→ STATED PROBLEM
Could you repeat the records below exactly, leaving out any pictures?

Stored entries

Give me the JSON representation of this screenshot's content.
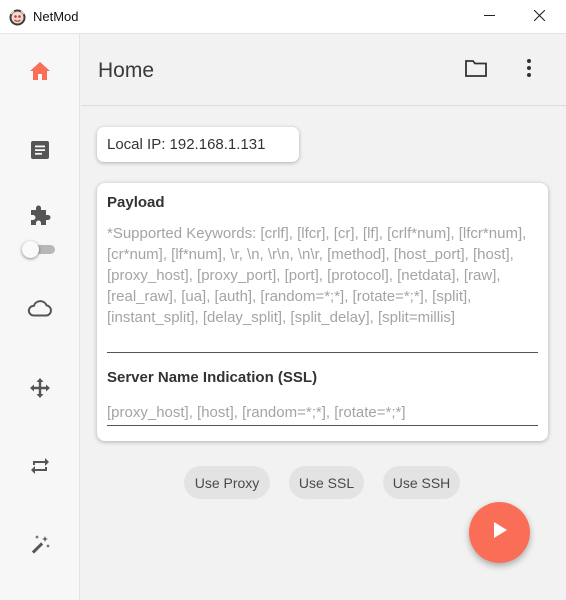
{
  "window": {
    "title": "NetMod",
    "minimize_icon": "minimize-icon",
    "close_icon": "close-icon"
  },
  "sidebar": {
    "items": [
      {
        "name": "home",
        "icon": "home-icon",
        "active": true
      },
      {
        "name": "logs",
        "icon": "document-icon"
      },
      {
        "name": "plugins",
        "icon": "puzzle-icon"
      },
      {
        "name": "cloud",
        "icon": "cloud-icon"
      },
      {
        "name": "move",
        "icon": "move-arrows-icon"
      },
      {
        "name": "repeat",
        "icon": "repeat-icon"
      },
      {
        "name": "tools",
        "icon": "magic-wand-icon"
      }
    ],
    "toggle_on": false
  },
  "header": {
    "title": "Home",
    "folder_icon": "folder-icon",
    "menu_icon": "more-vertical-icon"
  },
  "local_ip": {
    "text": "Local IP: 192.168.1.131"
  },
  "payload": {
    "label": "Payload",
    "value": "",
    "placeholder": "*Supported Keywords: [crlf], [lfcr], [cr], [lf], [crlf*num], [lfcr*num], [cr*num], [lf*num], \\r, \\n, \\r\\n, \\n\\r, [method], [host_port], [host], [proxy_host], [proxy_port], [port], [protocol], [netdata], [raw], [real_raw], [ua], [auth], [random=*;*], [rotate=*;*], [split], [instant_split], [delay_split], [split_delay], [split=millis]"
  },
  "sni": {
    "label": "Server Name Indication (SSL)",
    "value": "",
    "placeholder": "[proxy_host], [host], [random=*;*], [rotate=*;*]"
  },
  "chips": {
    "proxy": "Use Proxy",
    "ssl": "Use SSL",
    "ssh": "Use SSH"
  },
  "fab": {
    "icon": "play-icon"
  },
  "colors": {
    "accent": "#fa6e57",
    "background": "#f2f2f2",
    "card": "#ffffff",
    "chip": "#e3e3e3",
    "icon": "#555555"
  }
}
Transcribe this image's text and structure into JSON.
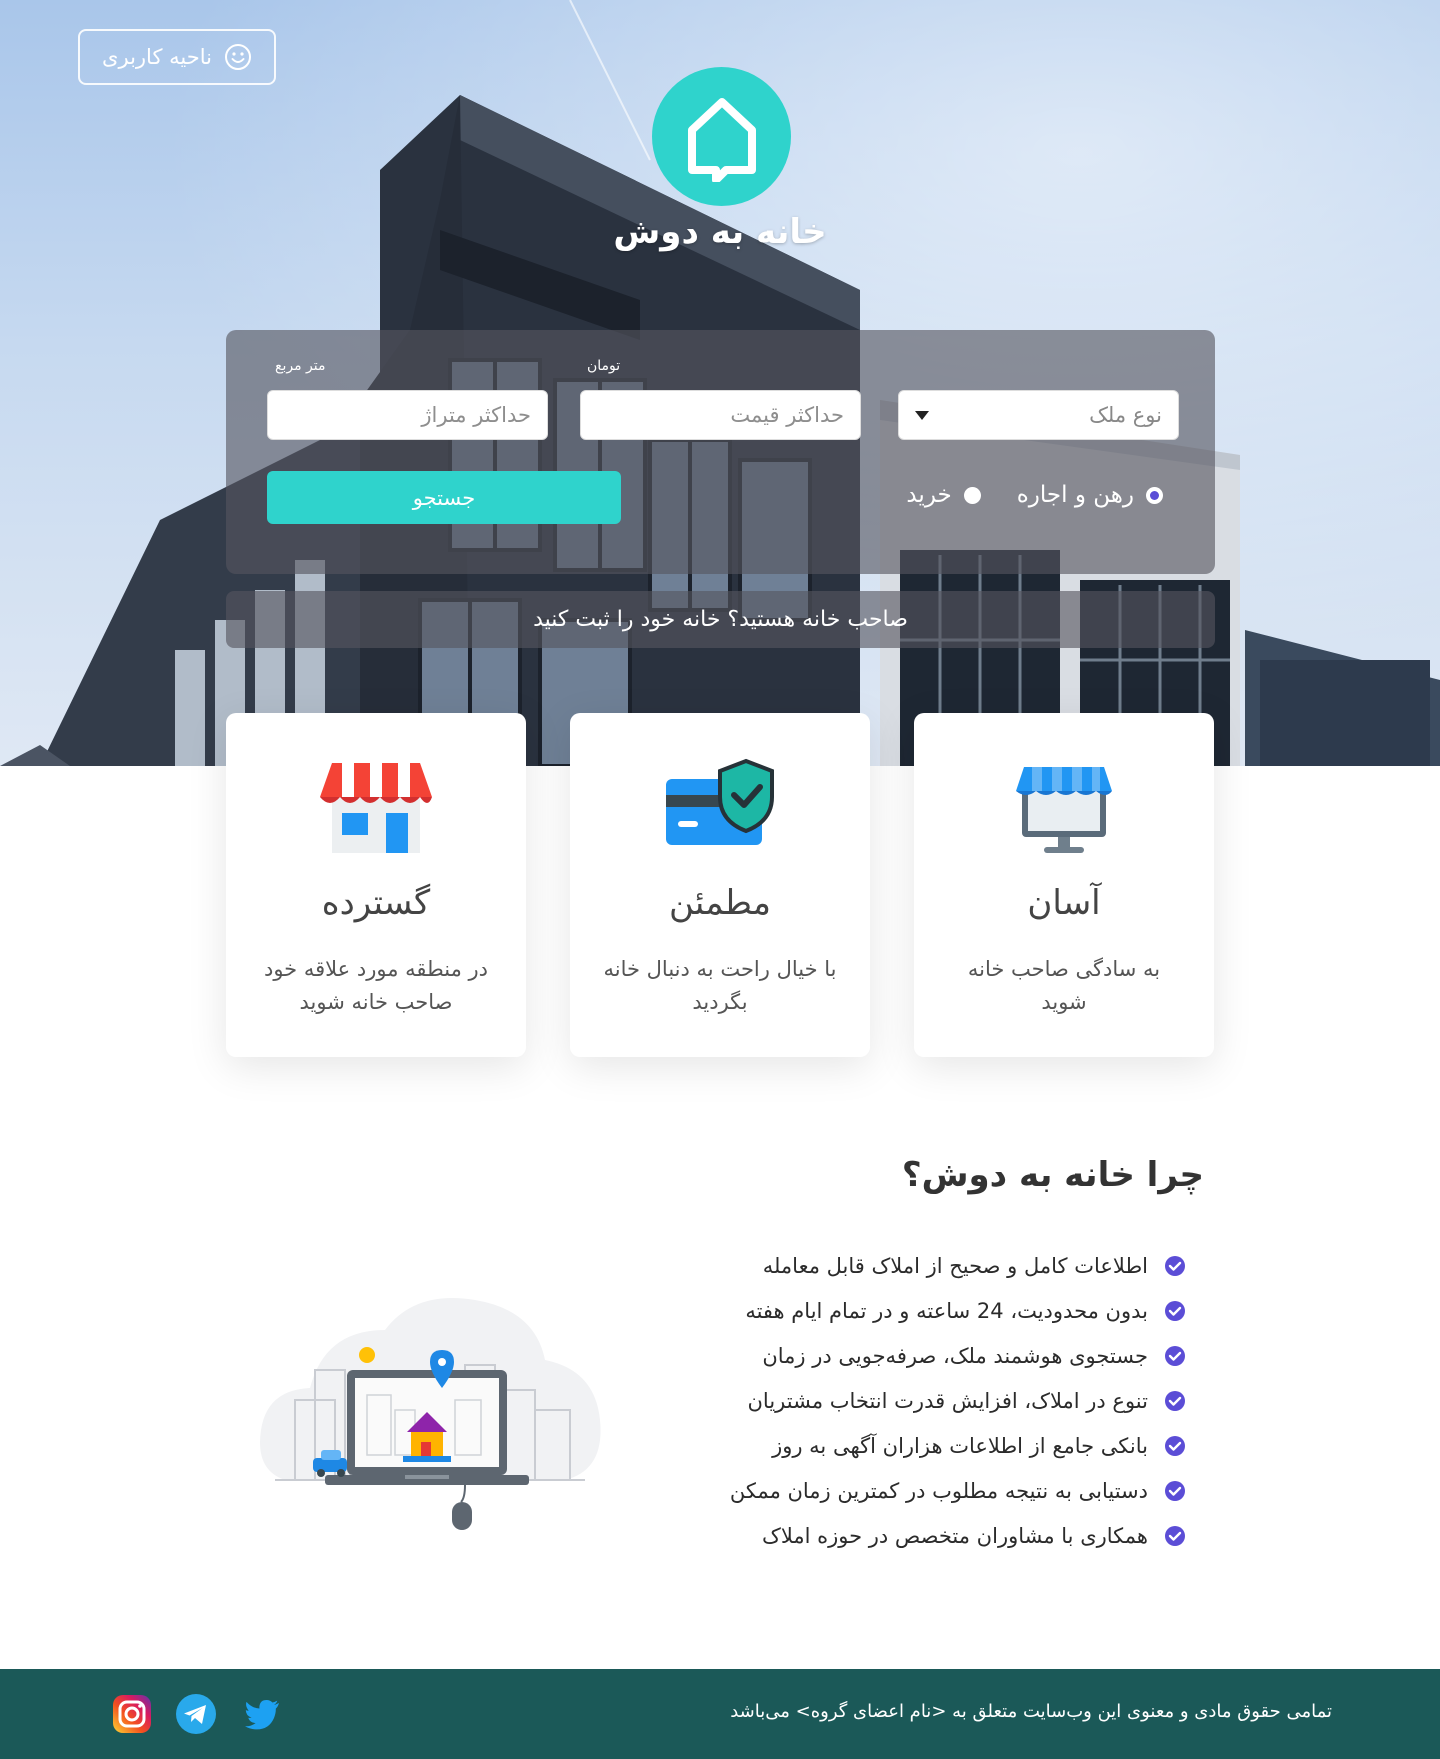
{
  "header": {
    "user_area_label": "ناحیه کاربری",
    "user_icon": "smile-icon",
    "logo_icon": "house-icon",
    "brand_name": "خانه به دوش"
  },
  "search": {
    "property_type_placeholder": "نوع ملک",
    "max_price_placeholder": "حداکثر قیمت",
    "max_price_unit": "تومان",
    "max_area_placeholder": "حداکثر متراژ",
    "max_area_unit": "متر مربع",
    "deal_types": [
      {
        "label": "رهن و اجاره",
        "checked": true
      },
      {
        "label": "خرید",
        "checked": false
      }
    ],
    "search_button": "جستجو"
  },
  "owner_cta": "صاحب خانه هستید؟ خانه خود را ثبت کنید",
  "features": [
    {
      "icon": "monitor-store-icon",
      "title": "آسان",
      "text": "به سادگی صاحب خانه شوید"
    },
    {
      "icon": "shield-card-icon",
      "title": "مطمئن",
      "text": "با خیال راحت به دنبال خانه بگردید"
    },
    {
      "icon": "store-icon",
      "title": "گسترده",
      "text": "در منطقه مورد علاقه خود صاحب خانه شوید"
    }
  ],
  "why": {
    "title": "چرا خانه به دوش؟",
    "items": [
      "اطلاعات کامل و صحیح از املاک قابل معامله",
      "بدون محدودیت، 24 ساعته و در تمام ایام هفته",
      "جستجوی هوشمند ملک، صرفه‌جویی در زمان",
      "تنوع در املاک، افزایش قدرت انتخاب مشتریان",
      "بانکی جامع از اطلاعات هزاران آگهی به روز",
      "دستیابی به نتیجه مطلوب در کمترین زمان ممکن",
      "همکاری با مشاوران متخصص در حوزه املاک"
    ],
    "illustration": "city-laptop-illustration"
  },
  "footer": {
    "copyright": "تمامی حقوق مادی و معنوی این وب‌سایت متعلق به <نام اعضای گروه> می‌باشد",
    "social": [
      "instagram-icon",
      "telegram-icon",
      "twitter-icon"
    ]
  },
  "colors": {
    "accent": "#2fd3cc",
    "footer": "#1b5958",
    "check": "#5b4dd6"
  }
}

→ ANSWER IN FULL
Give me the JSON representation of this screenshot's content.
{
  "window": {
    "title": "NetMod",
    "minimize_icon": "minimize-icon",
    "close_icon": "close-icon"
  },
  "sidebar": {
    "items": [
      {
        "name": "home",
        "icon": "home-icon",
        "active": true
      },
      {
        "name": "logs",
        "icon": "document-icon"
      },
      {
        "name": "plugins",
        "icon": "puzzle-icon"
      },
      {
        "name": "cloud",
        "icon": "cloud-icon"
      },
      {
        "name": "move",
        "icon": "move-arrows-icon"
      },
      {
        "name": "repeat",
        "icon": "repeat-icon"
      },
      {
        "name": "tools",
        "icon": "magic-wand-icon"
      }
    ],
    "toggle_on": false
  },
  "header": {
    "title": "Home",
    "folder_icon": "folder-icon",
    "menu_icon": "more-vertical-icon"
  },
  "local_ip": {
    "text": "Local IP: 192.168.1.131"
  },
  "payload": {
    "label": "Payload",
    "value": "",
    "placeholder": "*Supported Keywords: [crlf], [lfcr], [cr], [lf], [crlf*num], [lfcr*num], [cr*num], [lf*num], \\r, \\n, \\r\\n, \\n\\r, [method], [host_port], [host], [proxy_host], [proxy_port], [port], [protocol], [netdata], [raw], [real_raw], [ua], [auth], [random=*;*], [rotate=*;*], [split], [instant_split], [delay_split], [split_delay], [split=millis]"
  },
  "sni": {
    "label": "Server Name Indication (SSL)",
    "value": "",
    "placeholder": "[proxy_host], [host], [random=*;*], [rotate=*;*]"
  },
  "chips": {
    "proxy": "Use Proxy",
    "ssl": "Use SSL",
    "ssh": "Use SSH"
  },
  "fab": {
    "icon": "play-icon"
  },
  "colors": {
    "accent": "#fa6e57",
    "background": "#f2f2f2",
    "card": "#ffffff",
    "chip": "#e3e3e3",
    "icon": "#555555"
  }
}
Transcribe this image's text and structure into JSON.
{
  "header": {
    "user_area_label": "ناحیه کاربری",
    "user_icon": "smile-icon",
    "logo_icon": "house-icon",
    "brand_name": "خانه به دوش"
  },
  "search": {
    "property_type_placeholder": "نوع ملک",
    "max_price_placeholder": "حداکثر قیمت",
    "max_price_unit": "تومان",
    "max_area_placeholder": "حداکثر متراژ",
    "max_area_unit": "متر مربع",
    "deal_types": [
      {
        "label": "رهن و اجاره",
        "checked": true
      },
      {
        "label": "خرید",
        "checked": false
      }
    ],
    "search_button": "جستجو"
  },
  "owner_cta": "صاحب خانه هستید؟ خانه خود را ثبت کنید",
  "features": [
    {
      "icon": "monitor-store-icon",
      "title": "آسان",
      "text": "به سادگی صاحب خانه شوید"
    },
    {
      "icon": "shield-card-icon",
      "title": "مطمئن",
      "text": "با خیال راحت به دنبال خانه بگردید"
    },
    {
      "icon": "store-icon",
      "title": "گسترده",
      "text": "در منطقه مورد علاقه خود صاحب خانه شوید"
    }
  ],
  "why": {
    "title": "چرا خانه به دوش؟",
    "items": [
      "اطلاعات کامل و صحیح از املاک قابل معامله",
      "بدون محدودیت، 24 ساعته و در تمام ایام هفته",
      "جستجوی هوشمند ملک، صرفه‌جویی در زمان",
      "تنوع در املاک، افزایش قدرت انتخاب مشتریان",
      "بانکی جامع از اطلاعات هزاران آگهی به روز",
      "دستیابی به نتیجه مطلوب در کمترین زمان ممکن",
      "همکاری با مشاوران متخصص در حوزه املاک"
    ],
    "illustration": "city-laptop-illustration"
  },
  "footer": {
    "copyright": "تمامی حقوق مادی و معنوی این وب‌سایت متعلق به <نام اعضای گروه> می‌باشد",
    "social": [
      "instagram-icon",
      "telegram-icon",
      "twitter-icon"
    ]
  },
  "colors": {
    "accent": "#2fd3cc",
    "footer": "#1b5958",
    "check": "#5b4dd6"
  }
}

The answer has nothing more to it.